◆ Data lines
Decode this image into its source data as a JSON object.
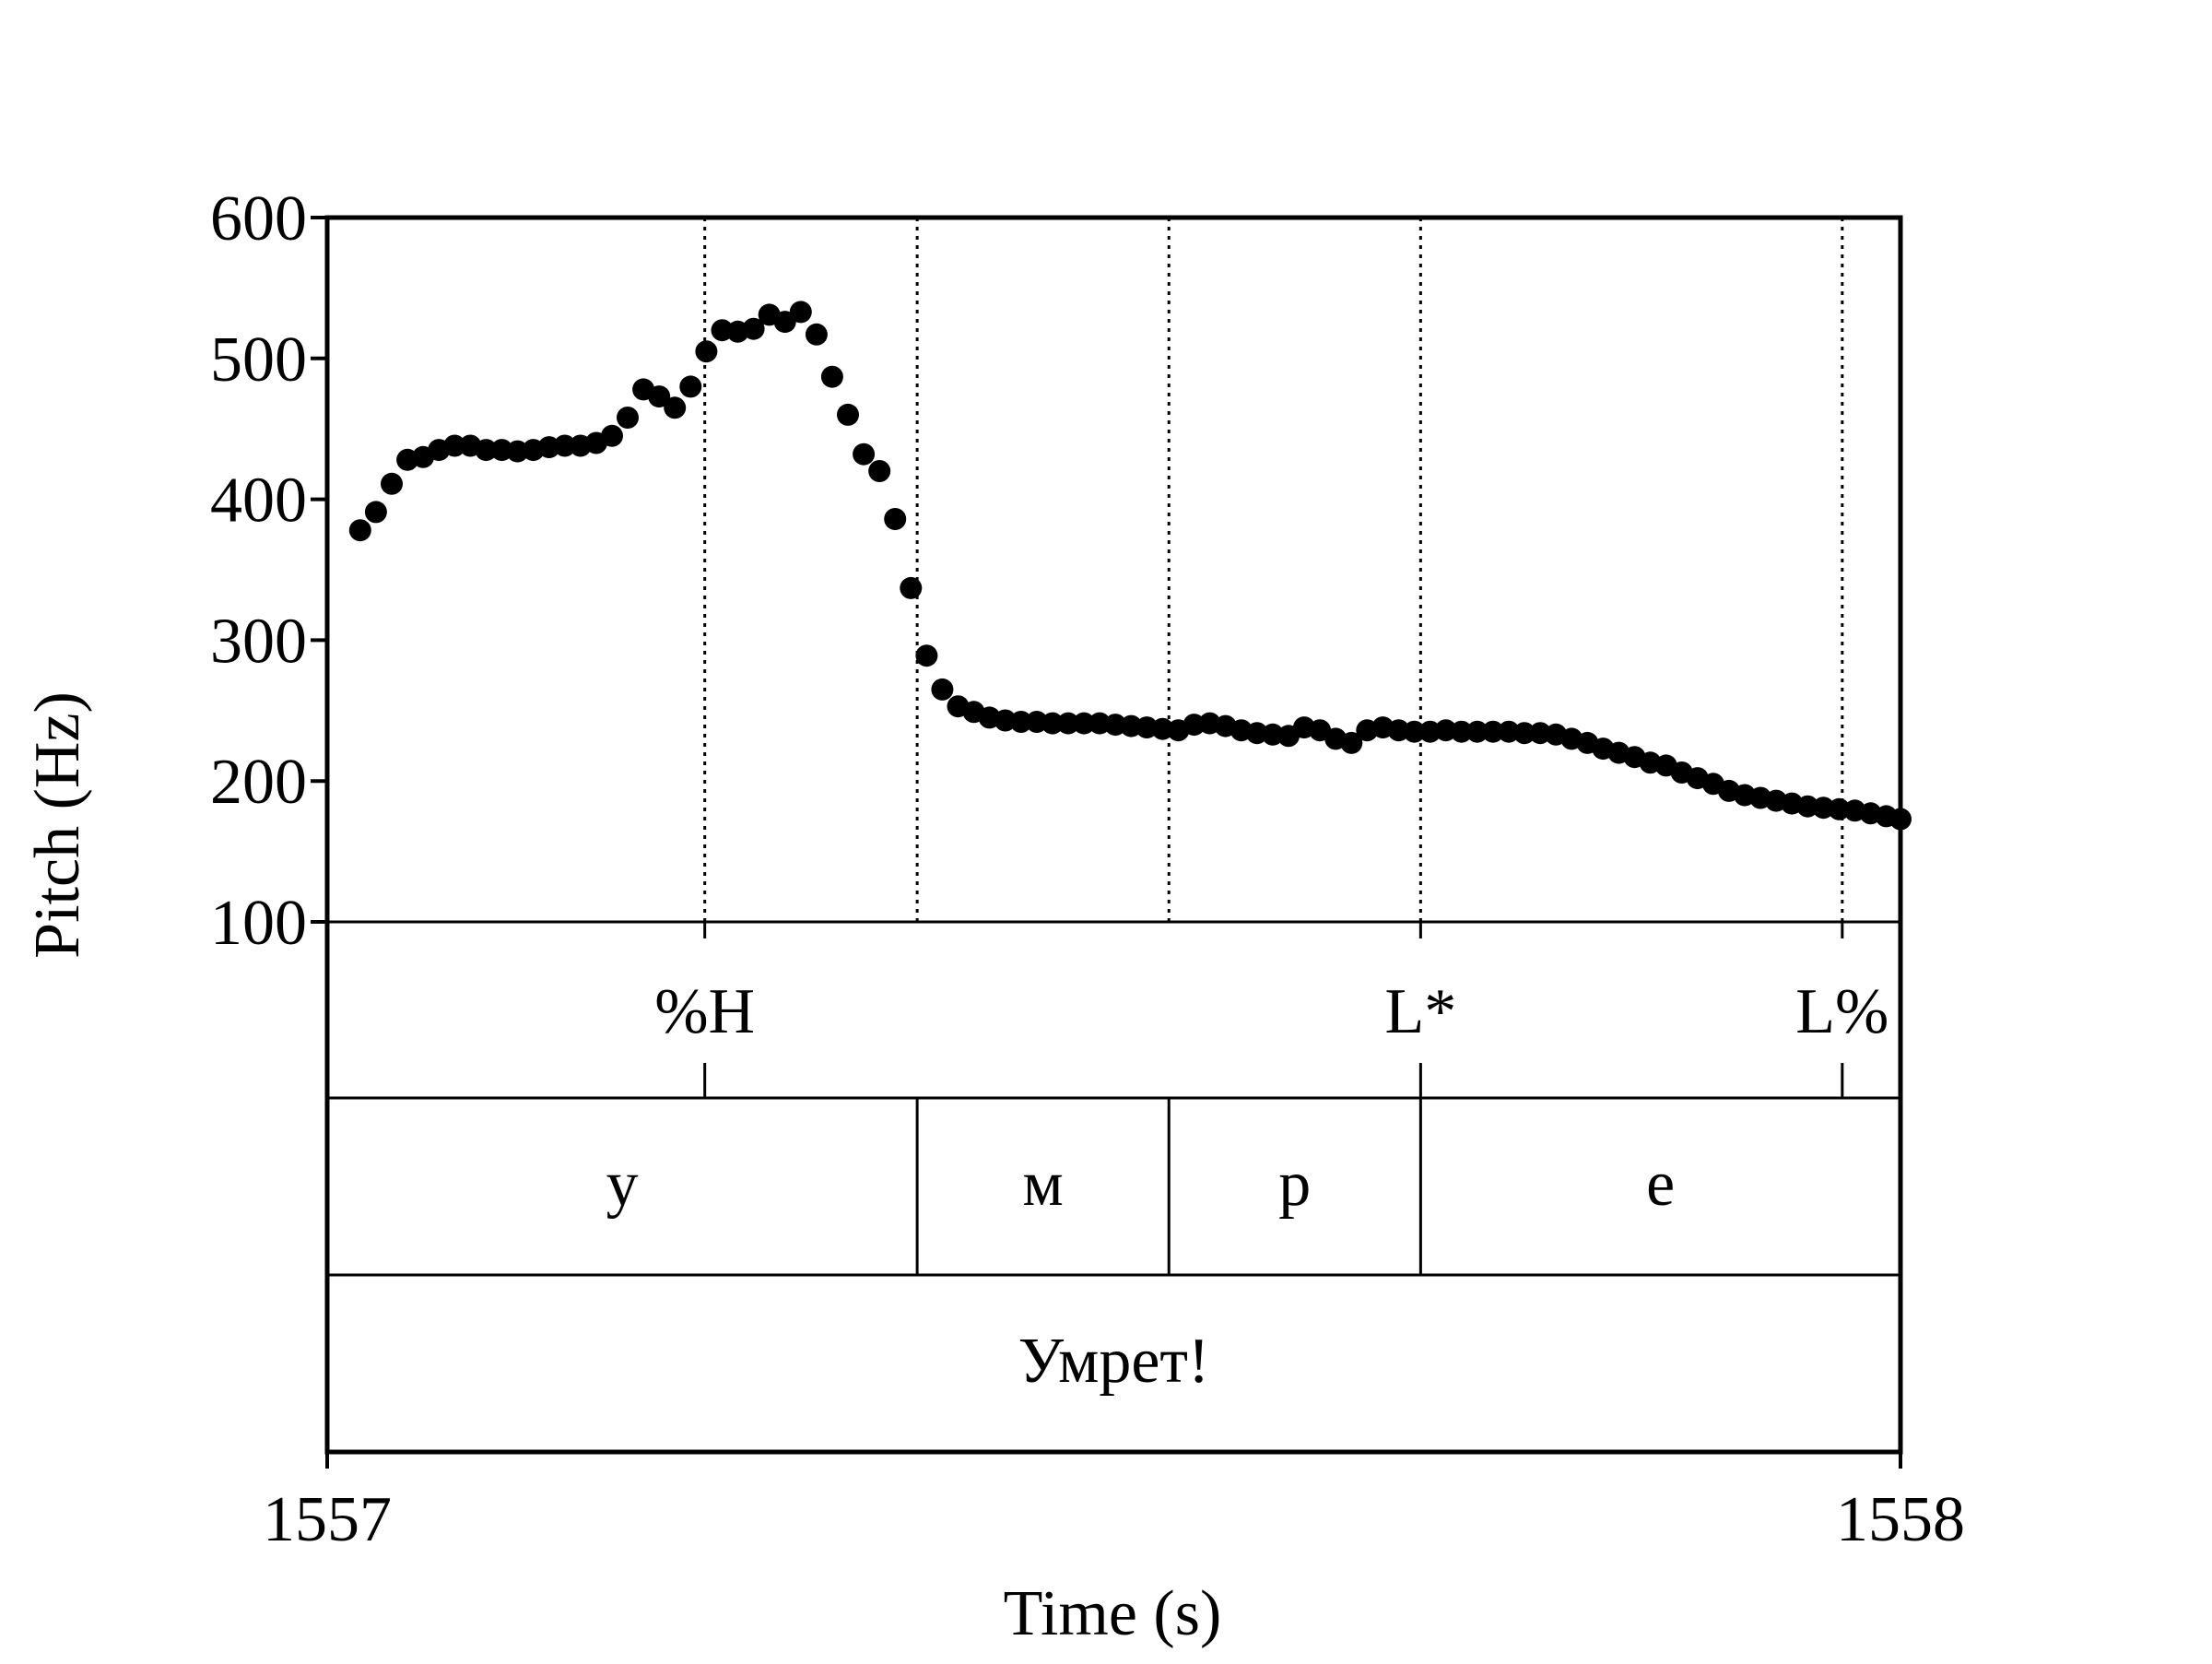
{
  "chart_data": {
    "type": "scatter",
    "title": "",
    "xlabel": "Time (s)",
    "ylabel": "Pitch (Hz)",
    "xlim": [
      1557,
      1558
    ],
    "ylim": [
      100,
      600
    ],
    "x_ticks": [
      "1557",
      "1558"
    ],
    "y_ticks": [
      "100",
      "200",
      "300",
      "400",
      "500",
      "600"
    ],
    "point_color": "#000000",
    "series": [
      {
        "x": [
          1557.021,
          1557.031,
          1557.041,
          1557.051,
          1557.061,
          1557.071,
          1557.081,
          1557.091,
          1557.101,
          1557.111,
          1557.121,
          1557.131,
          1557.141,
          1557.151,
          1557.161,
          1557.171,
          1557.181,
          1557.191,
          1557.201,
          1557.211,
          1557.221,
          1557.231,
          1557.241,
          1557.251,
          1557.261,
          1557.271,
          1557.281,
          1557.291,
          1557.301,
          1557.311,
          1557.321,
          1557.331,
          1557.341,
          1557.351,
          1557.361,
          1557.371,
          1557.381,
          1557.391,
          1557.401,
          1557.411,
          1557.421,
          1557.431,
          1557.441,
          1557.451,
          1557.461,
          1557.471,
          1557.481,
          1557.491,
          1557.501,
          1557.511,
          1557.521,
          1557.531,
          1557.541,
          1557.551,
          1557.561,
          1557.571,
          1557.581,
          1557.591,
          1557.601,
          1557.611,
          1557.621,
          1557.631,
          1557.641,
          1557.651,
          1557.661,
          1557.671,
          1557.681,
          1557.691,
          1557.701,
          1557.711,
          1557.721,
          1557.731,
          1557.741,
          1557.751,
          1557.761,
          1557.771,
          1557.781,
          1557.791,
          1557.801,
          1557.811,
          1557.821,
          1557.831,
          1557.841,
          1557.851,
          1557.861,
          1557.871,
          1557.881,
          1557.891,
          1557.901,
          1557.911,
          1557.921,
          1557.931,
          1557.941,
          1557.951,
          1557.961,
          1557.971,
          1557.981,
          1557.991,
          1558.0
        ],
        "y": [
          378,
          391,
          411,
          428,
          430,
          435,
          438,
          438,
          435,
          435,
          434,
          435,
          437,
          438,
          438,
          440,
          445,
          458,
          478,
          473,
          465,
          480,
          505,
          520,
          519,
          521,
          531,
          526,
          533,
          517,
          487,
          460,
          432,
          420,
          386,
          337,
          289,
          265,
          253,
          249,
          245,
          243,
          242,
          242,
          241,
          241,
          241,
          241,
          240,
          239,
          238,
          237,
          236,
          240,
          241,
          239,
          236,
          234,
          233,
          232,
          238,
          236,
          230,
          227,
          236,
          238,
          236,
          235,
          235,
          236,
          235,
          235,
          235,
          235,
          234,
          234,
          233,
          230,
          227,
          223,
          220,
          217,
          213,
          211,
          206,
          202,
          198,
          193,
          190,
          188,
          186,
          184,
          182,
          181,
          180,
          179,
          177,
          175,
          173
        ]
      }
    ],
    "boundaries": [
      1557.24,
      1557.375,
      1557.535,
      1557.695,
      1557.963
    ],
    "tiers": {
      "tones": [
        {
          "label": "%H",
          "time": 1557.24
        },
        {
          "label": "L*",
          "time": 1557.695
        },
        {
          "label": "L%",
          "time": 1557.963
        }
      ],
      "segments": [
        {
          "label": "у",
          "start": 1557,
          "end": 1557.375
        },
        {
          "label": "м",
          "start": 1557.375,
          "end": 1557.535
        },
        {
          "label": "р",
          "start": 1557.535,
          "end": 1557.695
        },
        {
          "label": "е",
          "start": 1557.695,
          "end": 1558
        }
      ],
      "words": [
        {
          "label": "Умрет!",
          "start": 1557,
          "end": 1558
        }
      ]
    }
  }
}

◆ Work to be completed
Using the listing, collect all lines in which the string "start" is found.

◆ Task result
          "start": 1557,
          "start": 1557.375,
          "start": 1557.535,
          "start": 1557.695,
          "start": 1557,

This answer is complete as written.